* _Work required_
From the data below, copy out every line in which the word "Transient" occurs.

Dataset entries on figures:
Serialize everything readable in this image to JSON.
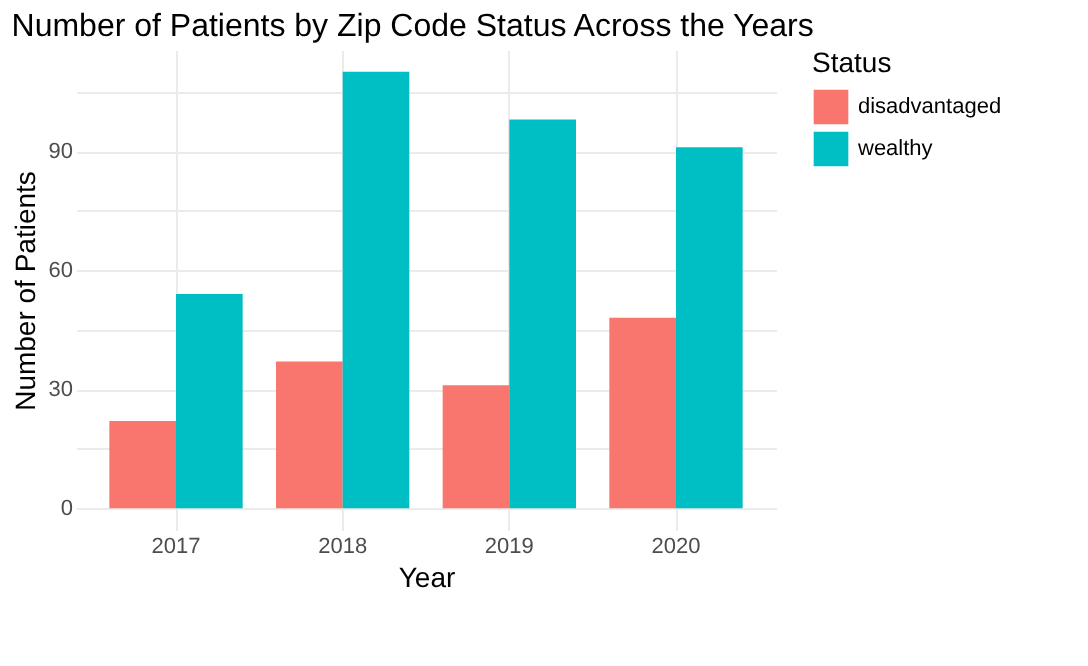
{
  "chart_data": {
    "type": "bar",
    "title": "Number of Patients by Zip Code Status Across the Years",
    "xlabel": "Year",
    "ylabel": "Number of Patients",
    "legend_title": "Status",
    "categories": [
      "2017",
      "2018",
      "2019",
      "2020"
    ],
    "series": [
      {
        "name": "disadvantaged",
        "color": "#f8766d",
        "values": [
          22,
          37,
          31,
          48
        ]
      },
      {
        "name": "wealthy",
        "color": "#00bfc4",
        "values": [
          54,
          110,
          98,
          91
        ]
      }
    ],
    "ylim": [
      -5.5,
      115.5
    ],
    "yticks": [
      0,
      {
        "value": 15,
        "label": null
      },
      30,
      {
        "value": 45,
        "label": null
      },
      60,
      {
        "value": 75,
        "label": null
      },
      90,
      {
        "value": 105,
        "label": null
      }
    ],
    "grid": true,
    "legend": "right"
  }
}
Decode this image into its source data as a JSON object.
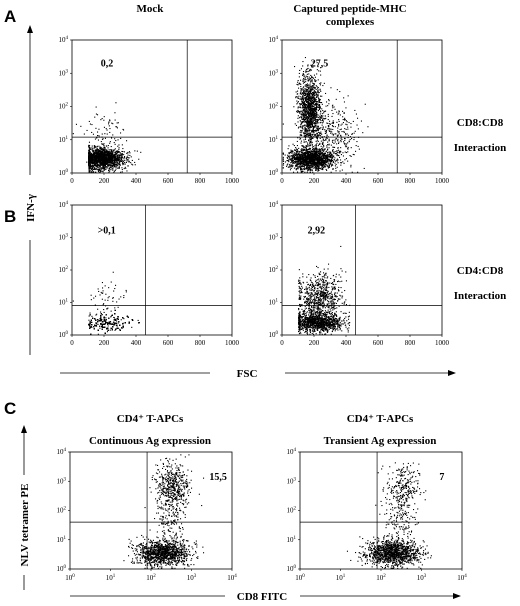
{
  "panels": {
    "A": {
      "letter": "A",
      "col_titles": [
        "Mock",
        "Captured peptide-MHC",
        "complexes"
      ],
      "right_label": [
        "CD8:CD8",
        "Interaction"
      ],
      "plots": [
        {
          "quadrant_value": "0,2"
        },
        {
          "quadrant_value": "27,5"
        }
      ]
    },
    "B": {
      "letter": "B",
      "right_label": [
        "CD4:CD8",
        "Interaction"
      ],
      "plots": [
        {
          "quadrant_value": ">0,1"
        },
        {
          "quadrant_value": "2,92"
        }
      ]
    },
    "AB_axes": {
      "ylabel": "IFN-γ",
      "xlabel": "FSC"
    },
    "C": {
      "letter": "C",
      "plots": [
        {
          "title": [
            "CD4⁺ T-APCs",
            "Continuous Ag expression"
          ],
          "quadrant_value": "15,5"
        },
        {
          "title": [
            "CD4⁺ T-APCs",
            "Transient  Ag expression"
          ],
          "quadrant_value": "7"
        }
      ],
      "ylabel": "NLV tetramer PE",
      "xlabel": "CD8 FITC"
    }
  },
  "ticks": {
    "linear_x": [
      "0",
      "200",
      "400",
      "600",
      "800",
      "1000"
    ],
    "log_exp": [
      "0",
      "1",
      "2",
      "3",
      "4"
    ]
  },
  "chart_data": [
    {
      "type": "scatter",
      "panel": "A-Mock",
      "x_scale": "linear",
      "y_scale": "log",
      "xlim": [
        0,
        1000
      ],
      "ylim": [
        1,
        10000
      ],
      "quadrant_gate": {
        "x": 720,
        "y": 12
      },
      "upper_right_percent": 0.2
    },
    {
      "type": "scatter",
      "panel": "A-Captured peptide-MHC complexes",
      "x_scale": "linear",
      "y_scale": "log",
      "xlim": [
        0,
        1000
      ],
      "ylim": [
        1,
        10000
      ],
      "quadrant_gate": {
        "x": 720,
        "y": 12
      },
      "upper_right_percent": 27.5
    },
    {
      "type": "scatter",
      "panel": "B-Mock",
      "x_scale": "linear",
      "y_scale": "log",
      "xlim": [
        0,
        1000
      ],
      "ylim": [
        1,
        10000
      ],
      "quadrant_gate": {
        "x": 460,
        "y": 8
      },
      "upper_right_percent": 0.1
    },
    {
      "type": "scatter",
      "panel": "B-Captured peptide-MHC complexes",
      "x_scale": "linear",
      "y_scale": "log",
      "xlim": [
        0,
        1000
      ],
      "ylim": [
        1,
        10000
      ],
      "quadrant_gate": {
        "x": 460,
        "y": 8
      },
      "upper_right_percent": 2.92
    },
    {
      "type": "scatter",
      "panel": "C-Continuous Ag expression",
      "x_scale": "log",
      "y_scale": "log",
      "xlim": [
        1,
        10000
      ],
      "ylim": [
        1,
        10000
      ],
      "quadrant_gate": {
        "x": 80,
        "y": 40
      },
      "upper_right_percent": 15.5
    },
    {
      "type": "scatter",
      "panel": "C-Transient Ag expression",
      "x_scale": "log",
      "y_scale": "log",
      "xlim": [
        1,
        10000
      ],
      "ylim": [
        1,
        10000
      ],
      "quadrant_gate": {
        "x": 80,
        "y": 40
      },
      "upper_right_percent": 7
    }
  ]
}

* _Solution to this exercise_
            "Transient  Ag expression"
      "panel": "C-Transient Ag expression",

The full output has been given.